▸ Description of the task
Collect every line of the records below that contains the word "main".

(Some records)
►

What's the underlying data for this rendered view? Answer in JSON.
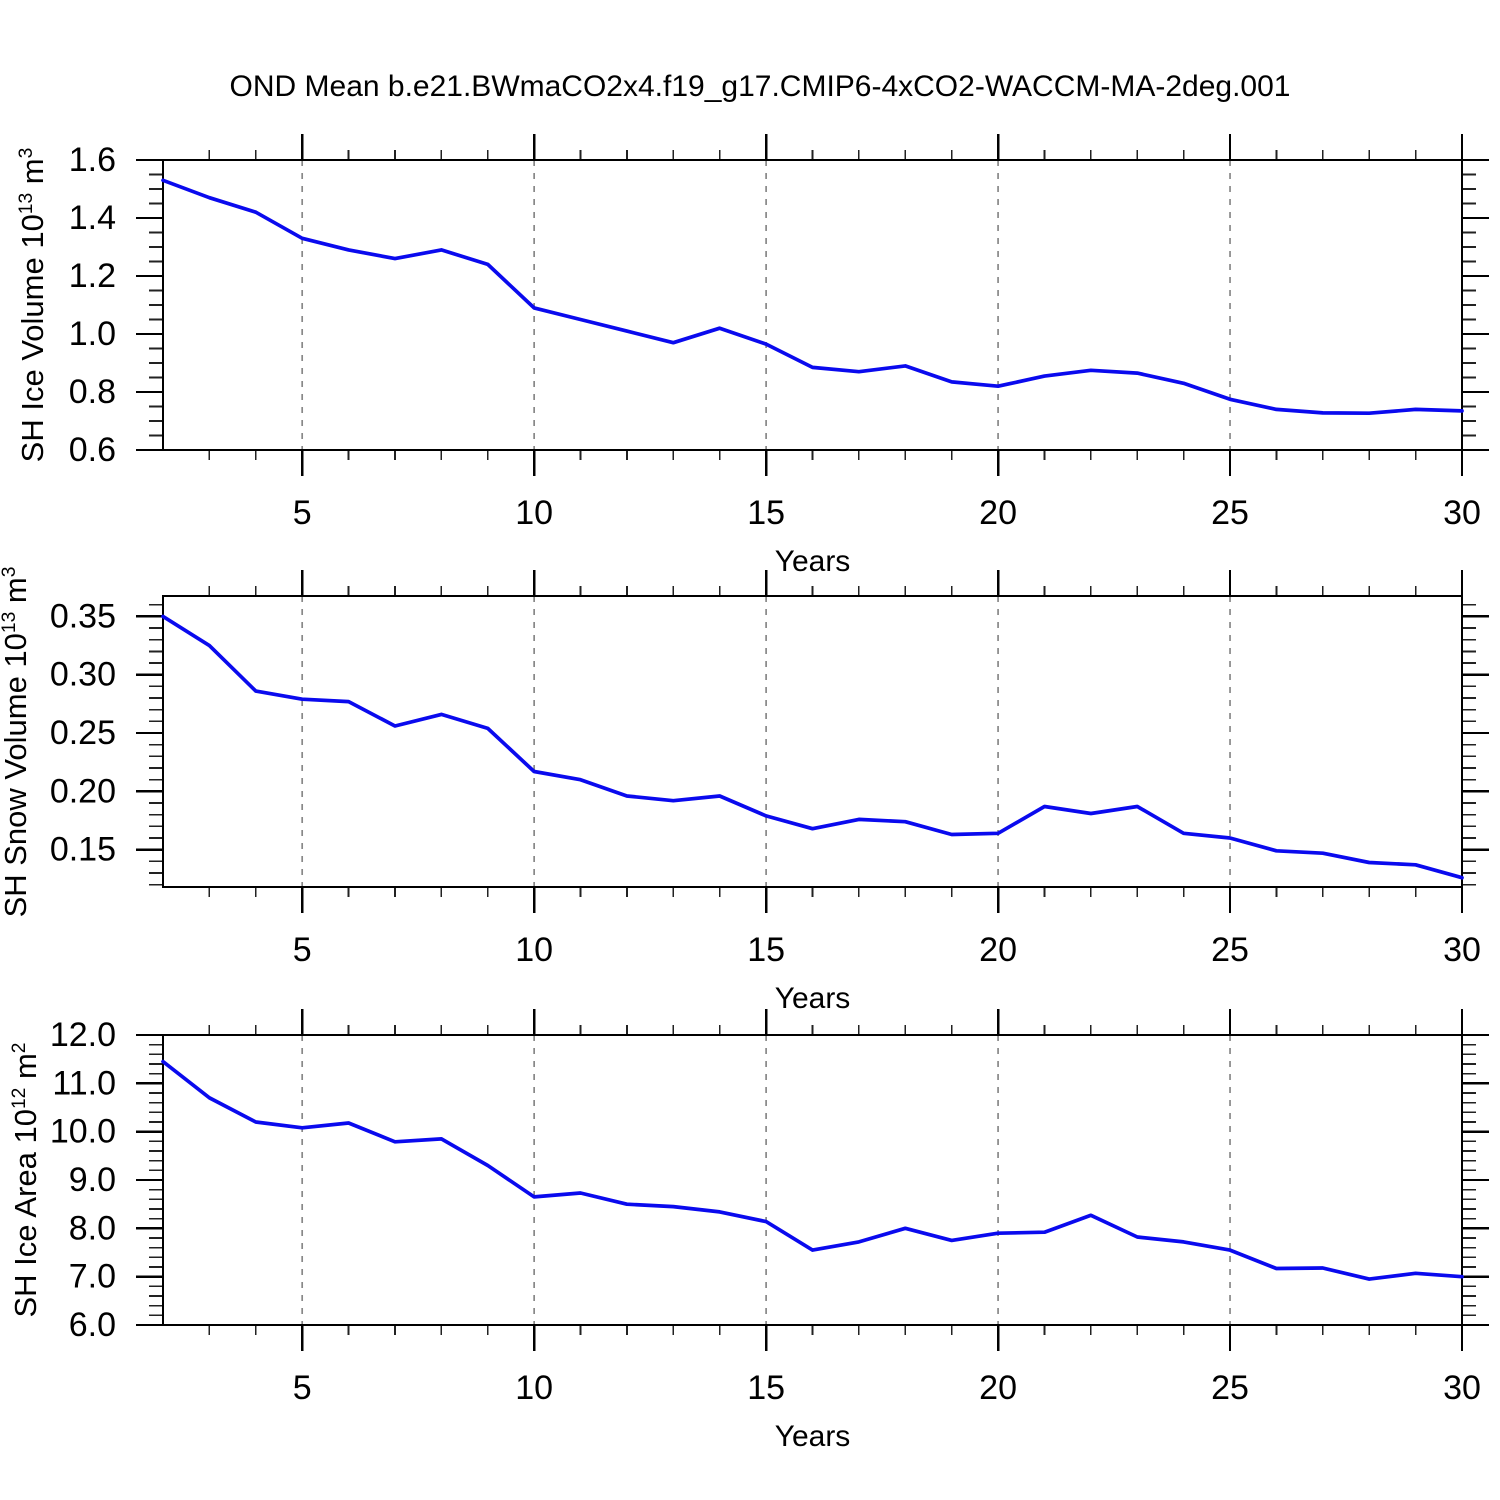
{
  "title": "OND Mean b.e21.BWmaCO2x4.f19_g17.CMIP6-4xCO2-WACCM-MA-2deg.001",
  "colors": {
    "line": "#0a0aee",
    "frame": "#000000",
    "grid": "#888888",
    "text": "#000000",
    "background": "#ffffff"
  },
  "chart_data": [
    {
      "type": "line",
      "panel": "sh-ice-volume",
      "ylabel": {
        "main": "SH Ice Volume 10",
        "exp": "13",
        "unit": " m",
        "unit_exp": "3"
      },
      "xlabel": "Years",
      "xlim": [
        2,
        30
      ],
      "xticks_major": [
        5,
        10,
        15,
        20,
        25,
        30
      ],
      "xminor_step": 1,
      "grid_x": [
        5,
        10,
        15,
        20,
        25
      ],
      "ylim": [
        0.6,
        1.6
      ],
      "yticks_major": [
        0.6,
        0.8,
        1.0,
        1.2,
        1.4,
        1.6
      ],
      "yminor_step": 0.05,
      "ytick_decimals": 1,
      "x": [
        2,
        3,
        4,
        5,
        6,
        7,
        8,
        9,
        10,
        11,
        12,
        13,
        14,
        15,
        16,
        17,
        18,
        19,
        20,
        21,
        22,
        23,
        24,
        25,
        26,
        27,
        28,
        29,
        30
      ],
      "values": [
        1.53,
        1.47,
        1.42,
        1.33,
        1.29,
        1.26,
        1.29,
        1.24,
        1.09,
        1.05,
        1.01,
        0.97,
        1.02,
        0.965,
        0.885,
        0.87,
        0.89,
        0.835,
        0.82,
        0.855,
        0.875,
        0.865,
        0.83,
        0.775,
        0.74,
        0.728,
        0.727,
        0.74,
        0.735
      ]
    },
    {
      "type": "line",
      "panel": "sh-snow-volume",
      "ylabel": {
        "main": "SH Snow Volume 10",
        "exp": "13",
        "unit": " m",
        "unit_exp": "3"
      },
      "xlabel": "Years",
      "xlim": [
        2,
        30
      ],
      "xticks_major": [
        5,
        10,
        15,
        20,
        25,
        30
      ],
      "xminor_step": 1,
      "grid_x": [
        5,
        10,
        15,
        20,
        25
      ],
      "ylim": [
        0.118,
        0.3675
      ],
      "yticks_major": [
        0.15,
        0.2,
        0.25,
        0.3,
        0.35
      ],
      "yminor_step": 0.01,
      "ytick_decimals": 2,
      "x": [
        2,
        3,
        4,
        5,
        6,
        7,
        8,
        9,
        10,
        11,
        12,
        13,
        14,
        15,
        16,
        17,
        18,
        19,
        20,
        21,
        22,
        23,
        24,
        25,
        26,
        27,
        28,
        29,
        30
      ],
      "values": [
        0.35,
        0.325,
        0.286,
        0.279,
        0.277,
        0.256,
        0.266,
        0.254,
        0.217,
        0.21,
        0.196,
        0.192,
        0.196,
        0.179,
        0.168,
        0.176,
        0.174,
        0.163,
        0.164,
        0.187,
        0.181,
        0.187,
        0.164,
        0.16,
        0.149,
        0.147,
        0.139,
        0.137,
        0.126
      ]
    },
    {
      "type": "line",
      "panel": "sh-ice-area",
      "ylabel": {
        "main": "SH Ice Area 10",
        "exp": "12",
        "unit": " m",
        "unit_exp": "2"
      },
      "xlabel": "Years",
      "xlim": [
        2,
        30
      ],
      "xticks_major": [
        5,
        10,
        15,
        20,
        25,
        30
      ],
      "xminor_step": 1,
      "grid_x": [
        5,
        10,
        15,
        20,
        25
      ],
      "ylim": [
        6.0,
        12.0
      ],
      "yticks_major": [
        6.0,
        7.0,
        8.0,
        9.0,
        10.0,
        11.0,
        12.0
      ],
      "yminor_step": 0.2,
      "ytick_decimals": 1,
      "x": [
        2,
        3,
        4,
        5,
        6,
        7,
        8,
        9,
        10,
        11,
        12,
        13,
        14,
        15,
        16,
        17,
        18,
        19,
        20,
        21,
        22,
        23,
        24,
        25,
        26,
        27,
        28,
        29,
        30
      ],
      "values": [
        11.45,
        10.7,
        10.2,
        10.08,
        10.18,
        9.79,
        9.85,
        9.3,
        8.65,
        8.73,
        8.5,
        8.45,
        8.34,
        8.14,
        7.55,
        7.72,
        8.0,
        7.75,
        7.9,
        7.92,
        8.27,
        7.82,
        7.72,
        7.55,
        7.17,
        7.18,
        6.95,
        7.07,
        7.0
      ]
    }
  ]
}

◄

▸ Finished answer
        "main": "SH Ice Volume 10",
        "main": "SH Snow Volume 10",
        "main": "SH Ice Area 10",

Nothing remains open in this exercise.